### SET TASK
Will you transcribe the entries that follow, exactly and in full?

### DATA TO USE
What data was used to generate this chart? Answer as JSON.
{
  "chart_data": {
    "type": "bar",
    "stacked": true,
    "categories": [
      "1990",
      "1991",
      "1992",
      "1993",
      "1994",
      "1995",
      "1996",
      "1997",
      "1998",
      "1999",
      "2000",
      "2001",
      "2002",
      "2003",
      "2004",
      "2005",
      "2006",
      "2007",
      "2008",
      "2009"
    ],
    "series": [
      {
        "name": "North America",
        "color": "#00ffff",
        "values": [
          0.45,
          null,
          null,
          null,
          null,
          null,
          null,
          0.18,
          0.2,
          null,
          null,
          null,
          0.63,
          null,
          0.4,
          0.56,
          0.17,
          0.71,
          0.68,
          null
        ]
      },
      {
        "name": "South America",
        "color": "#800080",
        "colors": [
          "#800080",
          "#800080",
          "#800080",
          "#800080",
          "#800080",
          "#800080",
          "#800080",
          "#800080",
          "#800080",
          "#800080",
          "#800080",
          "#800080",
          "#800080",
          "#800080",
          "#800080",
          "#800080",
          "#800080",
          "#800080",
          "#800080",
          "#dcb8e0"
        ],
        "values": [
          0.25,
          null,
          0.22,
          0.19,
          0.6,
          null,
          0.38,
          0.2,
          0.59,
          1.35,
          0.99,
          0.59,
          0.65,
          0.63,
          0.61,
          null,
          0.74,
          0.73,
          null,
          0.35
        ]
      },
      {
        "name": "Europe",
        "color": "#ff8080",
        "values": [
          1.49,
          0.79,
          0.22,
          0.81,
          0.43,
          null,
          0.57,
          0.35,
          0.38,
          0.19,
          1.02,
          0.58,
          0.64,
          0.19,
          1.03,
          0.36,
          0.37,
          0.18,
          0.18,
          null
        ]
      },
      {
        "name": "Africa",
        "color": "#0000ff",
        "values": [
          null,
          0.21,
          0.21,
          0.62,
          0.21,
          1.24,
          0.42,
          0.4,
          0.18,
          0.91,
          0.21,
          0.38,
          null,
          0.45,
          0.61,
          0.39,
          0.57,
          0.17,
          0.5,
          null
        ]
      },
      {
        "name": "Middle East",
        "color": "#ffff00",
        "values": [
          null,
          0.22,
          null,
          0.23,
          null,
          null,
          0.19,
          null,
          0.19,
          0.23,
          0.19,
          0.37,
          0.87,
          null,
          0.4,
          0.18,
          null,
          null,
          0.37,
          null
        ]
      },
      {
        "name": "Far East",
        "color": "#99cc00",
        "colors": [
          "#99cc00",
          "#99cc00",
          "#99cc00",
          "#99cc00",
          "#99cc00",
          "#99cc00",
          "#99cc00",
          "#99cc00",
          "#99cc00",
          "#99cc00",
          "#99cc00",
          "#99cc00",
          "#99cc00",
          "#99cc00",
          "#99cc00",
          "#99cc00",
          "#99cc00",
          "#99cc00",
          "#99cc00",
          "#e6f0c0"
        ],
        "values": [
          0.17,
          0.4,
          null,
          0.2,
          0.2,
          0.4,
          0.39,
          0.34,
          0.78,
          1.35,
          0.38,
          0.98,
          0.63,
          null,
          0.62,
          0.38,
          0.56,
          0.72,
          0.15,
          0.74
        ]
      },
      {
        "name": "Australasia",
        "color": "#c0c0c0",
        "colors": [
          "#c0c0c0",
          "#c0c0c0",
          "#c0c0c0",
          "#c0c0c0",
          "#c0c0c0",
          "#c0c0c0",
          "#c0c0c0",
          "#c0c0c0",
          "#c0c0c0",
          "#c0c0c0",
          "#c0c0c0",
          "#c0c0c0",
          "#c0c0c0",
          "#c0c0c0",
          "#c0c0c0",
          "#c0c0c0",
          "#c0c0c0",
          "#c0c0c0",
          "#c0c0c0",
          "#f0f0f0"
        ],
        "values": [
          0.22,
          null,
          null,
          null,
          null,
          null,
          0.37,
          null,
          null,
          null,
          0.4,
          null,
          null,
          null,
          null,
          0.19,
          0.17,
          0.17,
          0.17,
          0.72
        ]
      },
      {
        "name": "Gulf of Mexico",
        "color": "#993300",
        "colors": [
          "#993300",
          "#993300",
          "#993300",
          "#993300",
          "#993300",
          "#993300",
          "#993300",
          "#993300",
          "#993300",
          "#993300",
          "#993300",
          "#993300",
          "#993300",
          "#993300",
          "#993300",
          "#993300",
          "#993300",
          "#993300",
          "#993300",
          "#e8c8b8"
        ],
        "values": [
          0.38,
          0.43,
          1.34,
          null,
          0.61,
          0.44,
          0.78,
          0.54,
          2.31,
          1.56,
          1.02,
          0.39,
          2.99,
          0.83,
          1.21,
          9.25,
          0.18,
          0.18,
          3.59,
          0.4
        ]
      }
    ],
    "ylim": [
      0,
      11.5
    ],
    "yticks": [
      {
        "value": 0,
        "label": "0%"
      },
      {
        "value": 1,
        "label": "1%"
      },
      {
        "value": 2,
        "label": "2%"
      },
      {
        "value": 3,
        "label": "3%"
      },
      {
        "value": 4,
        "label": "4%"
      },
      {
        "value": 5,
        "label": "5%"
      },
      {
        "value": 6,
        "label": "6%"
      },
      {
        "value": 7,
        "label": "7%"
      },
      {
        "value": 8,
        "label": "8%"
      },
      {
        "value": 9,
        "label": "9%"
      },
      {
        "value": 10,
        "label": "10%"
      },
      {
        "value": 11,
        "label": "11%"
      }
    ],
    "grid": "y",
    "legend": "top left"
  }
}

### FULL OUTPUT
What data was used to generate this chart? Answer as JSON.
{
  "chart_data": {
    "type": "bar",
    "stacked": true,
    "categories": [
      "1990",
      "1991",
      "1992",
      "1993",
      "1994",
      "1995",
      "1996",
      "1997",
      "1998",
      "1999",
      "2000",
      "2001",
      "2002",
      "2003",
      "2004",
      "2005",
      "2006",
      "2007",
      "2008",
      "2009"
    ],
    "series": [
      {
        "name": "North America",
        "color": "#00ffff",
        "values": [
          0.45,
          null,
          null,
          null,
          null,
          null,
          null,
          0.18,
          0.2,
          null,
          null,
          null,
          0.63,
          null,
          0.4,
          0.56,
          0.17,
          0.71,
          0.68,
          null
        ]
      },
      {
        "name": "South America",
        "color": "#800080",
        "colors": [
          "#800080",
          "#800080",
          "#800080",
          "#800080",
          "#800080",
          "#800080",
          "#800080",
          "#800080",
          "#800080",
          "#800080",
          "#800080",
          "#800080",
          "#800080",
          "#800080",
          "#800080",
          "#800080",
          "#800080",
          "#800080",
          "#800080",
          "#dcb8e0"
        ],
        "values": [
          0.25,
          null,
          0.22,
          0.19,
          0.6,
          null,
          0.38,
          0.2,
          0.59,
          1.35,
          0.99,
          0.59,
          0.65,
          0.63,
          0.61,
          null,
          0.74,
          0.73,
          null,
          0.35
        ]
      },
      {
        "name": "Europe",
        "color": "#ff8080",
        "values": [
          1.49,
          0.79,
          0.22,
          0.81,
          0.43,
          null,
          0.57,
          0.35,
          0.38,
          0.19,
          1.02,
          0.58,
          0.64,
          0.19,
          1.03,
          0.36,
          0.37,
          0.18,
          0.18,
          null
        ]
      },
      {
        "name": "Africa",
        "color": "#0000ff",
        "values": [
          null,
          0.21,
          0.21,
          0.62,
          0.21,
          1.24,
          0.42,
          0.4,
          0.18,
          0.91,
          0.21,
          0.38,
          null,
          0.45,
          0.61,
          0.39,
          0.57,
          0.17,
          0.5,
          null
        ]
      },
      {
        "name": "Middle East",
        "color": "#ffff00",
        "values": [
          null,
          0.22,
          null,
          0.23,
          null,
          null,
          0.19,
          null,
          0.19,
          0.23,
          0.19,
          0.37,
          0.87,
          null,
          0.4,
          0.18,
          null,
          null,
          0.37,
          null
        ]
      },
      {
        "name": "Far East",
        "color": "#99cc00",
        "colors": [
          "#99cc00",
          "#99cc00",
          "#99cc00",
          "#99cc00",
          "#99cc00",
          "#99cc00",
          "#99cc00",
          "#99cc00",
          "#99cc00",
          "#99cc00",
          "#99cc00",
          "#99cc00",
          "#99cc00",
          "#99cc00",
          "#99cc00",
          "#99cc00",
          "#99cc00",
          "#99cc00",
          "#99cc00",
          "#e6f0c0"
        ],
        "values": [
          0.17,
          0.4,
          null,
          0.2,
          0.2,
          0.4,
          0.39,
          0.34,
          0.78,
          1.35,
          0.38,
          0.98,
          0.63,
          null,
          0.62,
          0.38,
          0.56,
          0.72,
          0.15,
          0.74
        ]
      },
      {
        "name": "Australasia",
        "color": "#c0c0c0",
        "colors": [
          "#c0c0c0",
          "#c0c0c0",
          "#c0c0c0",
          "#c0c0c0",
          "#c0c0c0",
          "#c0c0c0",
          "#c0c0c0",
          "#c0c0c0",
          "#c0c0c0",
          "#c0c0c0",
          "#c0c0c0",
          "#c0c0c0",
          "#c0c0c0",
          "#c0c0c0",
          "#c0c0c0",
          "#c0c0c0",
          "#c0c0c0",
          "#c0c0c0",
          "#c0c0c0",
          "#f0f0f0"
        ],
        "values": [
          0.22,
          null,
          null,
          null,
          null,
          null,
          0.37,
          null,
          null,
          null,
          0.4,
          null,
          null,
          null,
          null,
          0.19,
          0.17,
          0.17,
          0.17,
          0.72
        ]
      },
      {
        "name": "Gulf of Mexico",
        "color": "#993300",
        "colors": [
          "#993300",
          "#993300",
          "#993300",
          "#993300",
          "#993300",
          "#993300",
          "#993300",
          "#993300",
          "#993300",
          "#993300",
          "#993300",
          "#993300",
          "#993300",
          "#993300",
          "#993300",
          "#993300",
          "#993300",
          "#993300",
          "#993300",
          "#e8c8b8"
        ],
        "values": [
          0.38,
          0.43,
          1.34,
          null,
          0.61,
          0.44,
          0.78,
          0.54,
          2.31,
          1.56,
          1.02,
          0.39,
          2.99,
          0.83,
          1.21,
          9.25,
          0.18,
          0.18,
          3.59,
          0.4
        ]
      }
    ],
    "ylim": [
      0,
      11.5
    ],
    "yticks": [
      {
        "value": 0,
        "label": "0%"
      },
      {
        "value": 1,
        "label": "1%"
      },
      {
        "value": 2,
        "label": "2%"
      },
      {
        "value": 3,
        "label": "3%"
      },
      {
        "value": 4,
        "label": "4%"
      },
      {
        "value": 5,
        "label": "5%"
      },
      {
        "value": 6,
        "label": "6%"
      },
      {
        "value": 7,
        "label": "7%"
      },
      {
        "value": 8,
        "label": "8%"
      },
      {
        "value": 9,
        "label": "9%"
      },
      {
        "value": 10,
        "label": "10%"
      },
      {
        "value": 11,
        "label": "11%"
      }
    ],
    "grid": "y",
    "legend": "top left"
  }
}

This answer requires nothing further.